WRITTEN REQUEST: Answer with one number: the count of lines in the listing below that hold the word "Give".

Data entries
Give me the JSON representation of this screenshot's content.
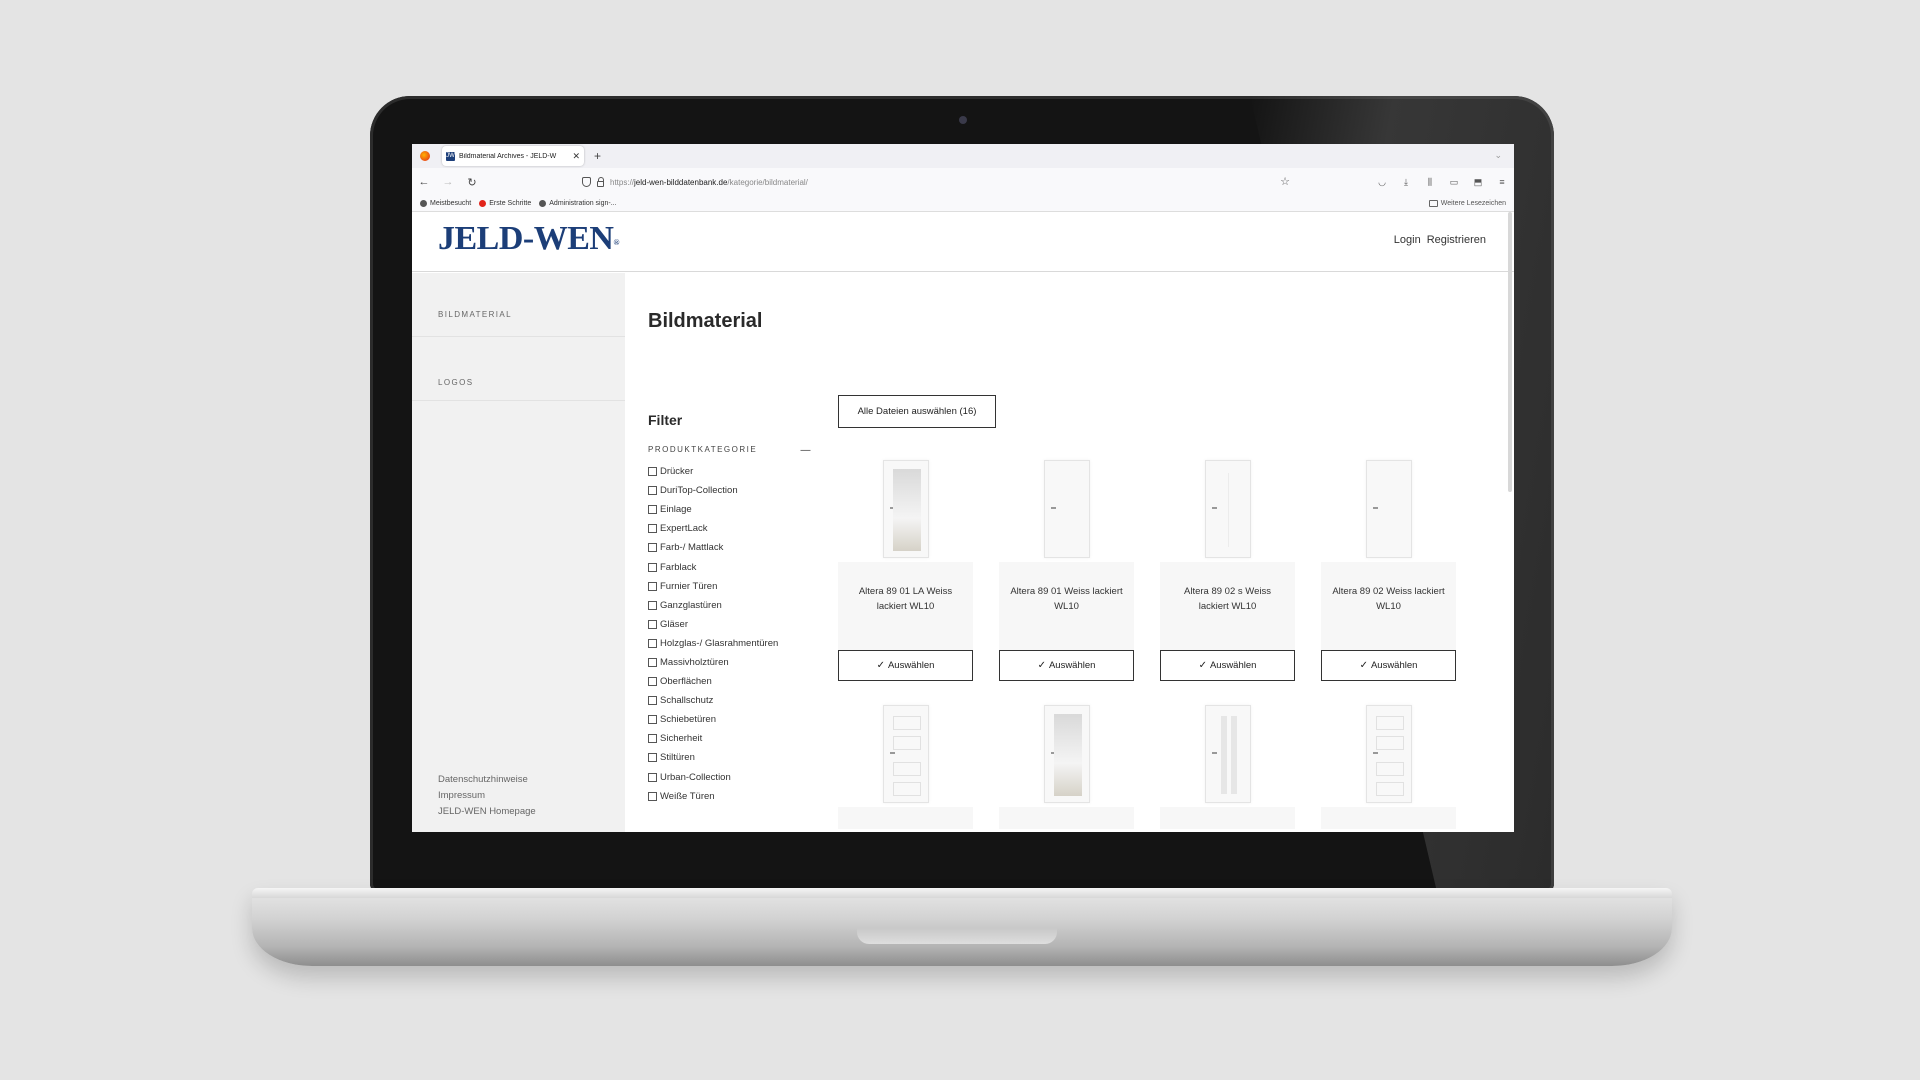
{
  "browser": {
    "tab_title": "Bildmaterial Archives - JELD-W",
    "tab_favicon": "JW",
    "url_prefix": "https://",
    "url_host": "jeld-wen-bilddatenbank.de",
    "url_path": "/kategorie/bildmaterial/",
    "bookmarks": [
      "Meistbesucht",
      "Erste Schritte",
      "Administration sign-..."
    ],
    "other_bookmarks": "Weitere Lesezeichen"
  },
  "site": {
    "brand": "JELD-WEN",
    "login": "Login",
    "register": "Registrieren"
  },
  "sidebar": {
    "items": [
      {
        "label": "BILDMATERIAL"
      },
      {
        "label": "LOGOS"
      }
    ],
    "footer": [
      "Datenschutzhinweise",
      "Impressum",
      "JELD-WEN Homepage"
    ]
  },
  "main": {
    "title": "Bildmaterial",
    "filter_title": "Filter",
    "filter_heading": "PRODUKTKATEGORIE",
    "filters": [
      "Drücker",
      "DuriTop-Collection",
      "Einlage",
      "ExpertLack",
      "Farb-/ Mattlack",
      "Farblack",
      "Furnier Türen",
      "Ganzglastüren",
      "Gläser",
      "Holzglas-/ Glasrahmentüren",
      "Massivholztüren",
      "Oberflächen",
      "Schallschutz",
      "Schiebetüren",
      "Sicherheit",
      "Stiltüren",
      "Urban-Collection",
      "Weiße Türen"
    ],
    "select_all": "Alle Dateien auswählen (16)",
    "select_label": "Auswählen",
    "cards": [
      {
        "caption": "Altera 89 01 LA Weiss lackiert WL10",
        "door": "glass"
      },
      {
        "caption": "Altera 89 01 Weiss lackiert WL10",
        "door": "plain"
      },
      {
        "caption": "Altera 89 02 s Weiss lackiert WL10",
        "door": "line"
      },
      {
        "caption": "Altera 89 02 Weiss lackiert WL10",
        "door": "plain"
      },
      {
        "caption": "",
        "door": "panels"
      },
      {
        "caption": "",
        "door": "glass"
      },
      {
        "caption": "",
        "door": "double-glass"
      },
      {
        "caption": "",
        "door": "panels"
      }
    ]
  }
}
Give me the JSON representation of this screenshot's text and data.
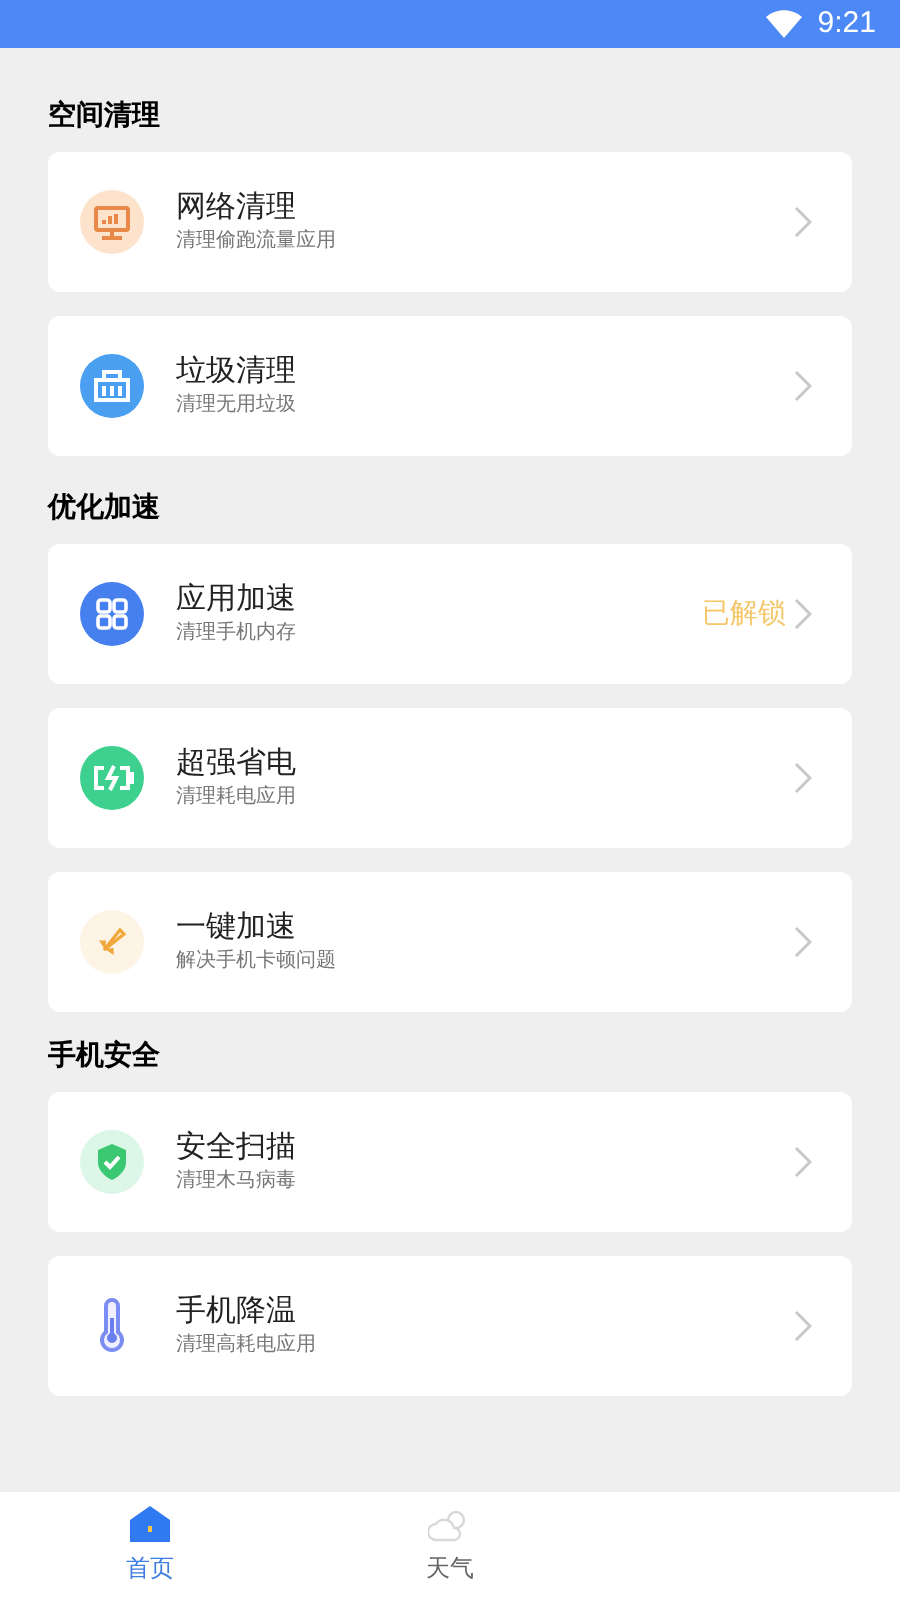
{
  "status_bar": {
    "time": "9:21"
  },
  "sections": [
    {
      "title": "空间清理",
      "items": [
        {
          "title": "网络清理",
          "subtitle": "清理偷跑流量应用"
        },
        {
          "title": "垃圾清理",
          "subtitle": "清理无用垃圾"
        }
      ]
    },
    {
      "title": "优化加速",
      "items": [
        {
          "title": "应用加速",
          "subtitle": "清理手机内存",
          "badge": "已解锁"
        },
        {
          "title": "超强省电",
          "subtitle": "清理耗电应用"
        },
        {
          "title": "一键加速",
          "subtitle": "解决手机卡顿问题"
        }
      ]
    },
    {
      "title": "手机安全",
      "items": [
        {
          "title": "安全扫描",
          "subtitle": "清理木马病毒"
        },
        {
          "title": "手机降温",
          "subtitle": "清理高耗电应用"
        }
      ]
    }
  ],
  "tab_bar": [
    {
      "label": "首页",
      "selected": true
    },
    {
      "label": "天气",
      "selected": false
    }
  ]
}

TASK RESPONSE: 2